#### How to complete this task:
A faithful copy of the data below is required, leaving out every picture.

#### The records:
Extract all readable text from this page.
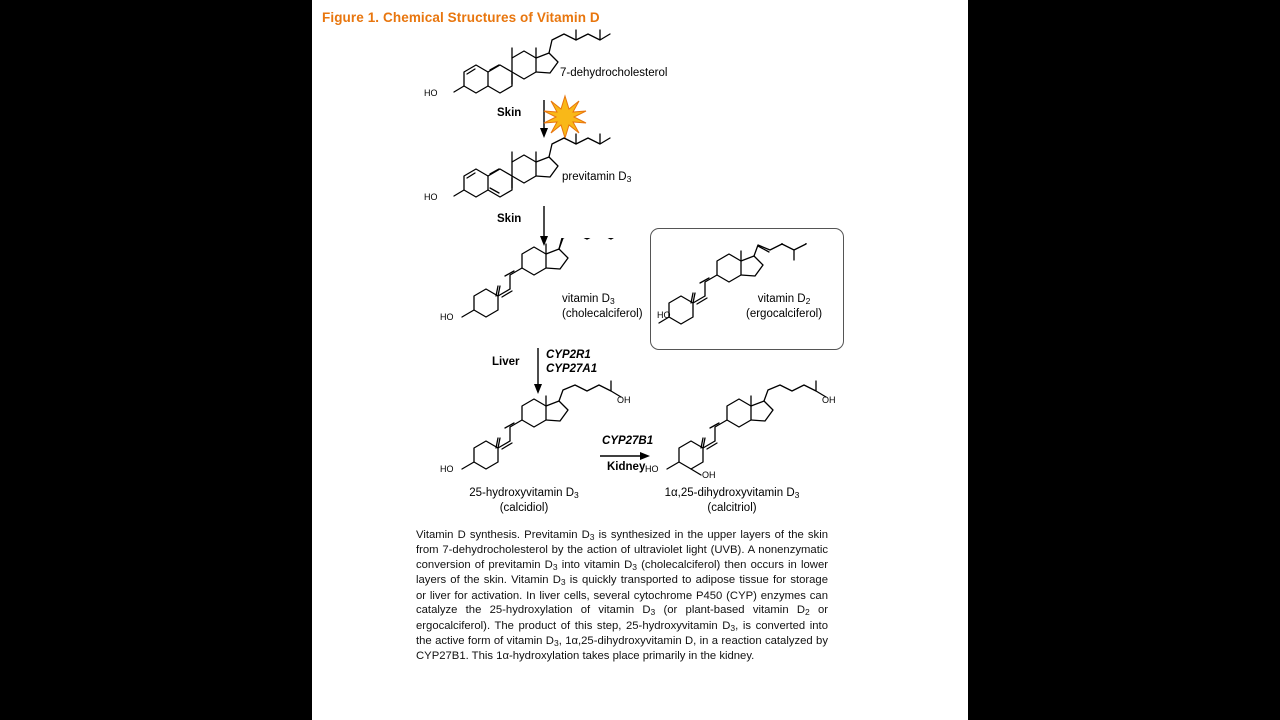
Figure 1. Chemical Structures of Vitamin D
HO
7-dehydrocholesterol
Skin
HO
previtamin $D_3$
Skin
HO
vitamin $D_3$
(cholecalciferol) HO
vitamin $D_2$
(ergocalciferol)
Liver
CYP2R1
CYP27A1
OH
HO
25-hydroxyvitamin $D_3$
(calcidiol)
CYP27B1
Kidney
OH
HO
OH
1α,25-dihydroxyvitamin $D_3$
(calcitriol)

Vitamin D synthesis. Previtamin $D_3$ is synthesized in the upper layers of the skin from 7-dehydrocholesterol by the action of ultraviolet light (UVB). A nonenzymatic conversion of previtamin $D_3$ into vitamin $D_3$ (cholecalciferol) then occurs in lower layers of the skin. Vitamin $D_3$ is quickly transported to adipose tissue for storage or liver for activation. In liver cells, several cytochrome P450 (CYP) enzymes can catalyze the 25-hydroxylation of vitamin $D_3$ (or plant-based vitamin $D_2$ or ergocalciferol). The product of this step, 25-hydroxyvitamin $D_3$, is converted into the active form of vitamin $D_3$, 1α,25-dihydroxyvitamin D, in a reaction catalyzed by CYP27B1. This 1α-hydroxylation takes place primarily in the kidney.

#### Output for this exercise:
Extract all readable text from this page.
Figure 1. Chemical Structures of Vitamin D
HO
7-dehydrocholesterol
Skin
HO
previtamin $D_3$
Skin
HO
vitamin $D_3$
(cholecalciferol) HO
vitamin $D_2$
(ergocalciferol)
Liver
CYP2R1
CYP27A1
OH
HO
25-hydroxyvitamin $D_3$
(calcidiol)
CYP27B1
Kidney
OH
HO
OH
1α,25-dihydroxyvitamin $D_3$
(calcitriol)

Vitamin D synthesis. Previtamin $D_3$ is synthesized in the upper layers of the skin from 7-dehydrocholesterol by the action of ultraviolet light (UVB). A nonenzymatic conversion of previtamin $D_3$ into vitamin $D_3$ (cholecalciferol) then occurs in lower layers of the skin. Vitamin $D_3$ is quickly transported to adipose tissue for storage or liver for activation. In liver cells, several cytochrome P450 (CYP) enzymes can catalyze the 25-hydroxylation of vitamin $D_3$ (or plant-based vitamin $D_2$ or ergocalciferol). The product of this step, 25-hydroxyvitamin $D_3$, is converted into the active form of vitamin $D_3$, 1α,25-dihydroxyvitamin D, in a reaction catalyzed by CYP27B1. This 1α-hydroxylation takes place primarily in the kidney.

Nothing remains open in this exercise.